To be done | Here are some entries; quote each one exactly.

Supplied entries |
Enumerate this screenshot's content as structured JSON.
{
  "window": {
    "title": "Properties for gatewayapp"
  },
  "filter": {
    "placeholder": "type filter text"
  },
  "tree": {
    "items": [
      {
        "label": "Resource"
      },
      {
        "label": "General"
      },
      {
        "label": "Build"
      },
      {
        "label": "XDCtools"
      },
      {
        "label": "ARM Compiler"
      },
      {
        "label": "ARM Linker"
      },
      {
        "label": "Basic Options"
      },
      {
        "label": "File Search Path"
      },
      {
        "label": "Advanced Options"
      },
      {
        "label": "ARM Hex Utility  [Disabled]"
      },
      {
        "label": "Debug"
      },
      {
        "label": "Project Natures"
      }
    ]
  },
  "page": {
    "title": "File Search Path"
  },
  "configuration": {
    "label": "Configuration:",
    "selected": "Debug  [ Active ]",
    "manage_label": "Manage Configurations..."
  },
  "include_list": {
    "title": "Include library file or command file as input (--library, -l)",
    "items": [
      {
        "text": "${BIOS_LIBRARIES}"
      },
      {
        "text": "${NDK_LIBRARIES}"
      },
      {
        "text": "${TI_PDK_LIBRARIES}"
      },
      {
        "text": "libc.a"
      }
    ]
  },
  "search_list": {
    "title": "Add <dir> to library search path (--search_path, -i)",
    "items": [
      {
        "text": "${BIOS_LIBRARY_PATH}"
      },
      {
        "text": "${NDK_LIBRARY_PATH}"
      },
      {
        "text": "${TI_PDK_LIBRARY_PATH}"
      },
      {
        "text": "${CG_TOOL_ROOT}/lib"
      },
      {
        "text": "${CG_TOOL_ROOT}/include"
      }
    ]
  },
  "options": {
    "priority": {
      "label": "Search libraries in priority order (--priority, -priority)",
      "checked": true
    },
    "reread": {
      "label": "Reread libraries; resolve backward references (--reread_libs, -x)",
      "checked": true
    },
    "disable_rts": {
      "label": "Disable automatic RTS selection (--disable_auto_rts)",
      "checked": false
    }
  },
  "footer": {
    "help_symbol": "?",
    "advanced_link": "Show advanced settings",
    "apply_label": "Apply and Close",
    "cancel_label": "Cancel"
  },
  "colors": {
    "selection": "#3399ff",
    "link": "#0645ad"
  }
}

Output for this exercise |
Enumerate this screenshot's content as structured JSON.
{
  "window": {
    "title": "Properties for gatewayapp"
  },
  "filter": {
    "placeholder": "type filter text"
  },
  "tree": {
    "items": [
      {
        "label": "Resource"
      },
      {
        "label": "General"
      },
      {
        "label": "Build"
      },
      {
        "label": "XDCtools"
      },
      {
        "label": "ARM Compiler"
      },
      {
        "label": "ARM Linker"
      },
      {
        "label": "Basic Options"
      },
      {
        "label": "File Search Path"
      },
      {
        "label": "Advanced Options"
      },
      {
        "label": "ARM Hex Utility  [Disabled]"
      },
      {
        "label": "Debug"
      },
      {
        "label": "Project Natures"
      }
    ]
  },
  "page": {
    "title": "File Search Path"
  },
  "configuration": {
    "label": "Configuration:",
    "selected": "Debug  [ Active ]",
    "manage_label": "Manage Configurations..."
  },
  "include_list": {
    "title": "Include library file or command file as input (--library, -l)",
    "items": [
      {
        "text": "${BIOS_LIBRARIES}"
      },
      {
        "text": "${NDK_LIBRARIES}"
      },
      {
        "text": "${TI_PDK_LIBRARIES}"
      },
      {
        "text": "libc.a"
      }
    ]
  },
  "search_list": {
    "title": "Add <dir> to library search path (--search_path, -i)",
    "items": [
      {
        "text": "${BIOS_LIBRARY_PATH}"
      },
      {
        "text": "${NDK_LIBRARY_PATH}"
      },
      {
        "text": "${TI_PDK_LIBRARY_PATH}"
      },
      {
        "text": "${CG_TOOL_ROOT}/lib"
      },
      {
        "text": "${CG_TOOL_ROOT}/include"
      }
    ]
  },
  "options": {
    "priority": {
      "label": "Search libraries in priority order (--priority, -priority)",
      "checked": true
    },
    "reread": {
      "label": "Reread libraries; resolve backward references (--reread_libs, -x)",
      "checked": true
    },
    "disable_rts": {
      "label": "Disable automatic RTS selection (--disable_auto_rts)",
      "checked": false
    }
  },
  "footer": {
    "help_symbol": "?",
    "advanced_link": "Show advanced settings",
    "apply_label": "Apply and Close",
    "cancel_label": "Cancel"
  },
  "colors": {
    "selection": "#3399ff",
    "link": "#0645ad"
  }
}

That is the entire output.